Written request: Copy out all lines that carry the word "pour".

(Entries taken from a collection)
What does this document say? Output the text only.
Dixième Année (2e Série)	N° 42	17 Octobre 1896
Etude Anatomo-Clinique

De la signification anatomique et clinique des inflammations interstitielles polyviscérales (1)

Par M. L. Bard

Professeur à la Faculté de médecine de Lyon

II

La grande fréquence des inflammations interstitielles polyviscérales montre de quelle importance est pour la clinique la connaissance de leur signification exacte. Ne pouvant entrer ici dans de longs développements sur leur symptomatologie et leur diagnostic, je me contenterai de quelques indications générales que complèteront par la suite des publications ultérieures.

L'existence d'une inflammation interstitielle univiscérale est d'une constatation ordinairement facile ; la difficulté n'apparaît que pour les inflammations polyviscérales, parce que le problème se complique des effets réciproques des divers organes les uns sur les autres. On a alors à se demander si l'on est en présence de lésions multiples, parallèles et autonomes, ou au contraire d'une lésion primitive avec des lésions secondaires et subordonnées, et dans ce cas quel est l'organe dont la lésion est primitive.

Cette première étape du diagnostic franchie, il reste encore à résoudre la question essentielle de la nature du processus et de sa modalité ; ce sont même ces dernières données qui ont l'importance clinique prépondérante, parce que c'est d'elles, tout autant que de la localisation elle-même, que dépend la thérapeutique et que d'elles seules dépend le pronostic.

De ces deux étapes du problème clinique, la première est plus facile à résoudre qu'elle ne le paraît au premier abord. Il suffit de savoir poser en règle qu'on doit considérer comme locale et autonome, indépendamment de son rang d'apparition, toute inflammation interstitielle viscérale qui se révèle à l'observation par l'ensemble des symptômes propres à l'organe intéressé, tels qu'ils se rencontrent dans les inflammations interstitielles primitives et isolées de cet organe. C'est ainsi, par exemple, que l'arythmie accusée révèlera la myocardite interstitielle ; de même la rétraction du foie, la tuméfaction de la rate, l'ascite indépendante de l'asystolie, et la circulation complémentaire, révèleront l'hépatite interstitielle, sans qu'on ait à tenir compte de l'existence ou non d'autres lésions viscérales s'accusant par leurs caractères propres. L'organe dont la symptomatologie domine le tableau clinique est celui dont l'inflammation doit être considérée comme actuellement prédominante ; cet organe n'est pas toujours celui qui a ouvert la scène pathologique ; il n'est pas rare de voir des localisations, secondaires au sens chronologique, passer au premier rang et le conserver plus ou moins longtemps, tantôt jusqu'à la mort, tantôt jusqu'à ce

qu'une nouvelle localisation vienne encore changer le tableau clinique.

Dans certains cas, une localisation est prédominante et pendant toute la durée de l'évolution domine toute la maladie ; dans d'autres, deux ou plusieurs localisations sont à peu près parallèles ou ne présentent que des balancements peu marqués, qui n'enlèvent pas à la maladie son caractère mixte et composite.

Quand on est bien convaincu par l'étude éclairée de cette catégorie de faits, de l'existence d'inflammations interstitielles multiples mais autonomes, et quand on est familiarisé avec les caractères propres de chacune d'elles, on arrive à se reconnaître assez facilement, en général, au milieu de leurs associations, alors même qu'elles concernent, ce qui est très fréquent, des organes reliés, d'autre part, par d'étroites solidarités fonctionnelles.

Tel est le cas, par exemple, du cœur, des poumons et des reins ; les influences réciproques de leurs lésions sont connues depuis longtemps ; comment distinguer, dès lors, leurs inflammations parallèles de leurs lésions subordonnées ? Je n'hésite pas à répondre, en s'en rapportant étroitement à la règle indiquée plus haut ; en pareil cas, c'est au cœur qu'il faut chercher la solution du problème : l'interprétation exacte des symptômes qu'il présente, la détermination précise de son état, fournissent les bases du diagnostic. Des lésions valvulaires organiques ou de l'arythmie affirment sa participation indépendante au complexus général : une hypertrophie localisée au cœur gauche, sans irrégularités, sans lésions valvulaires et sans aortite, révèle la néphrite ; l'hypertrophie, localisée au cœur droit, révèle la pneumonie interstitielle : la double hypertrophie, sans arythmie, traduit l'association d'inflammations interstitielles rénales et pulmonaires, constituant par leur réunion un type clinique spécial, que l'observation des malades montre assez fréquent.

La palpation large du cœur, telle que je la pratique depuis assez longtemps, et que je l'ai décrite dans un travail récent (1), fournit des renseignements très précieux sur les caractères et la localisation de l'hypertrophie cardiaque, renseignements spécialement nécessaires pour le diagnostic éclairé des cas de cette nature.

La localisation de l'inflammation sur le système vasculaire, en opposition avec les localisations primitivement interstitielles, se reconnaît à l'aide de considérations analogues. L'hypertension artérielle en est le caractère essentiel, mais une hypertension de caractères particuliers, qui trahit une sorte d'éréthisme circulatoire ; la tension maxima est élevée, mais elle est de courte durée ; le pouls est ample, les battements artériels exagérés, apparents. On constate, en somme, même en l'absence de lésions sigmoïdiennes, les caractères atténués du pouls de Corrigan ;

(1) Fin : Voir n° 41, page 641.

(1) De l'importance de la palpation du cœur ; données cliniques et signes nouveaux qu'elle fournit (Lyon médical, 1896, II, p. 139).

Response below:
La grande fréquence des inflammations interstitielles polyviscérales montre de quelle importance est pour la clinique la connaissance de leur signification exacte. Ne pouvant entrer ici dans de longs développements sur leur symptomatologie et leur diagnostic, je me contenterai de quelques indications générales que complèteront par la suite des publications ultérieures.
L'existence d'une inflammation interstitielle univiscérale est d'une constatation ordinairement facile ; la difficulté n'apparaît que pour les inflammations polyviscérales, parce que le problème se complique des effets réciproques des divers organes les uns sur les autres. On a alors à se demander si l'on est en présence de lésions multiples, parallèles et autonomes, ou au contraire d'une lésion primitive avec des lésions secondaires et subordonnées, et dans ce cas quel est l'organe dont la lésion est primitive.
La palpation large du cœur, telle que je la pratique depuis assez longtemps, et que je l'ai décrite dans un travail récent (1), fournit des renseignements très précieux sur les caractères et la localisation de l'hypertrophie cardiaque, renseignements spécialement nécessaires pour le diagnostic éclairé des cas de cette nature.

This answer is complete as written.